### EXERCISE INPUTS:
--------------------------------

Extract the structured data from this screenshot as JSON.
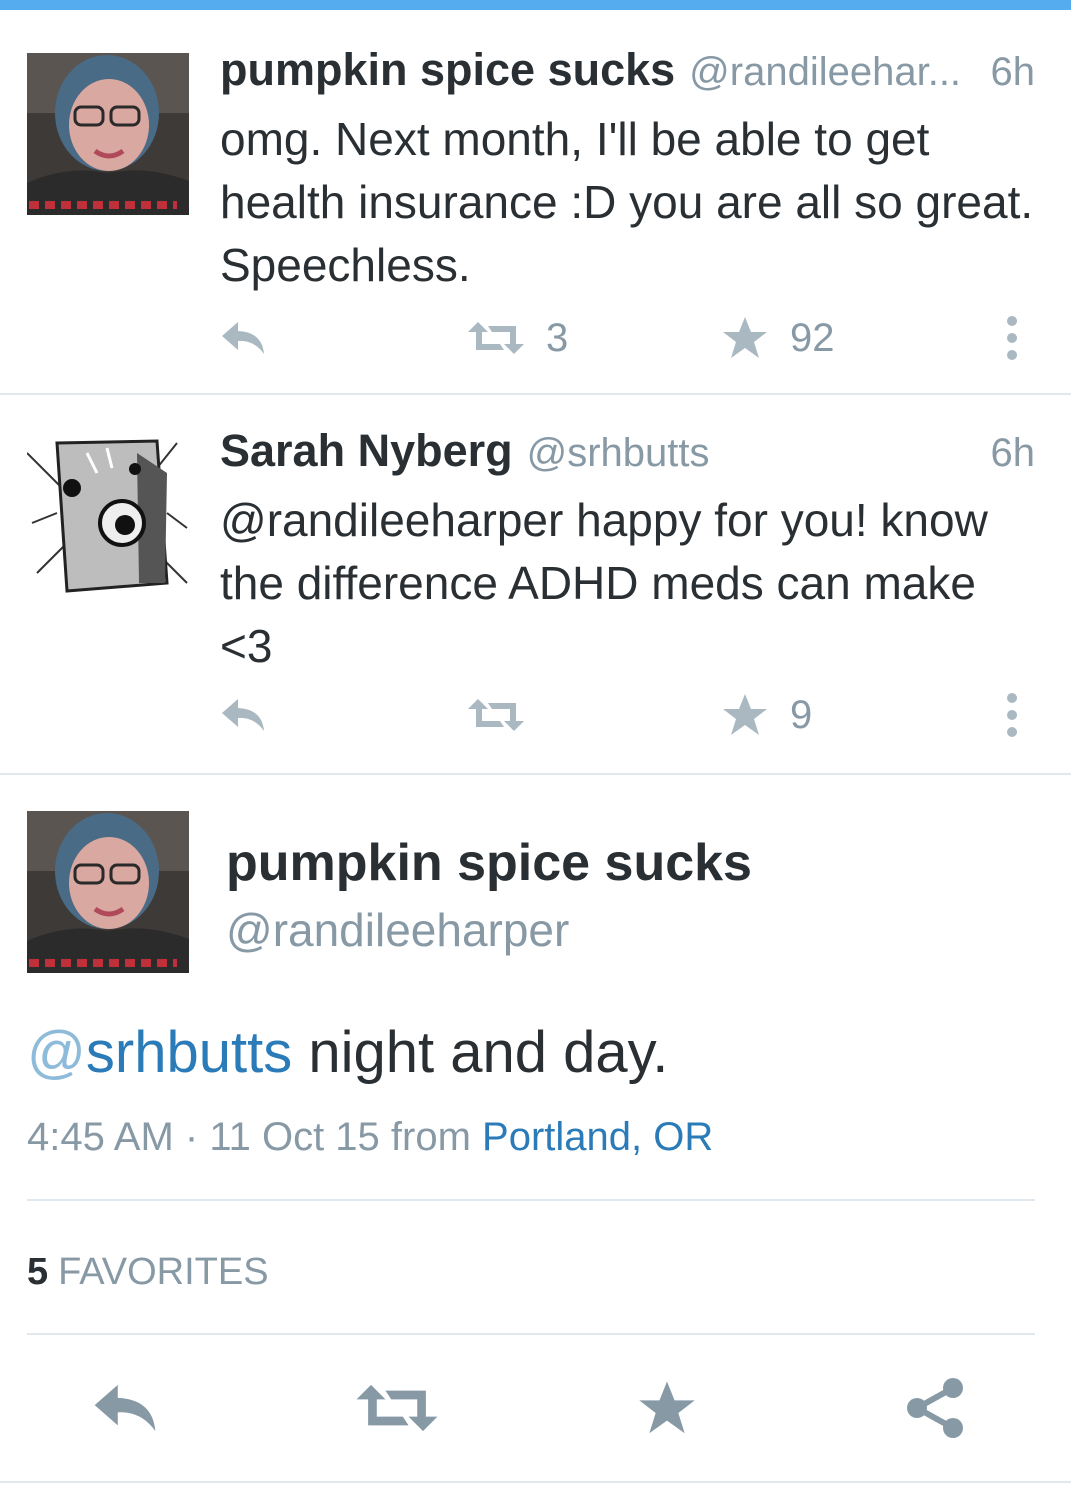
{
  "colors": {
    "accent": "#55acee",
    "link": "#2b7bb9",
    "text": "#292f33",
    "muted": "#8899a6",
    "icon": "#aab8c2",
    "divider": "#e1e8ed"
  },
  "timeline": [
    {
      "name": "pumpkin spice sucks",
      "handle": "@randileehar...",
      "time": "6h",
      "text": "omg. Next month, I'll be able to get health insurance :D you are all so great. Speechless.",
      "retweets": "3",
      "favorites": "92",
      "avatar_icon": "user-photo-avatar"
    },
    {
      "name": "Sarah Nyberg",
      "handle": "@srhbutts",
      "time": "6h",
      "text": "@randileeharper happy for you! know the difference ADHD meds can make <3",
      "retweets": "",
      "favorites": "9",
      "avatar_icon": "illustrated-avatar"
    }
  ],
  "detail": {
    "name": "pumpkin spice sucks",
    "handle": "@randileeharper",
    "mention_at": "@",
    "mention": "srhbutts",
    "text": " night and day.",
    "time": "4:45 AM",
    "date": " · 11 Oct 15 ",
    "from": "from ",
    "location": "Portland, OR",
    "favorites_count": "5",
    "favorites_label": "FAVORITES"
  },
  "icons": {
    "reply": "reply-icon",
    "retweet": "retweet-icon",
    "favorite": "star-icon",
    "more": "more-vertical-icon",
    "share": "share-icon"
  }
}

--------------------------------

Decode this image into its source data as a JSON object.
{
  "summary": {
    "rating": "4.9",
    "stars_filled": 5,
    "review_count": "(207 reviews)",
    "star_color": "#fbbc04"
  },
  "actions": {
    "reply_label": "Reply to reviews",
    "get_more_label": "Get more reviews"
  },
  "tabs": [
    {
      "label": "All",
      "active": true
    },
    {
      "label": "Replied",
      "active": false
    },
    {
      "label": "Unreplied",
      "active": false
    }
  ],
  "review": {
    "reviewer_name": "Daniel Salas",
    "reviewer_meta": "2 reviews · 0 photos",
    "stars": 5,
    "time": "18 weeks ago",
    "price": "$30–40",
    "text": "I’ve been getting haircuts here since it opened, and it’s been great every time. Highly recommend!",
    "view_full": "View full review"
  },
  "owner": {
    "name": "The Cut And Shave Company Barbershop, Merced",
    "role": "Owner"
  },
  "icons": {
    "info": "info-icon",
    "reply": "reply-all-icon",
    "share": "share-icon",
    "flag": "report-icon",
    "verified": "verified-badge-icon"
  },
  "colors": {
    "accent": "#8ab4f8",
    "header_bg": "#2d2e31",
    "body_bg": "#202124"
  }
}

--------------------------------

### SET TASK:
Report the number of lines above containing the word "JSON", with no other text.

### EXERCISE RESULT:
2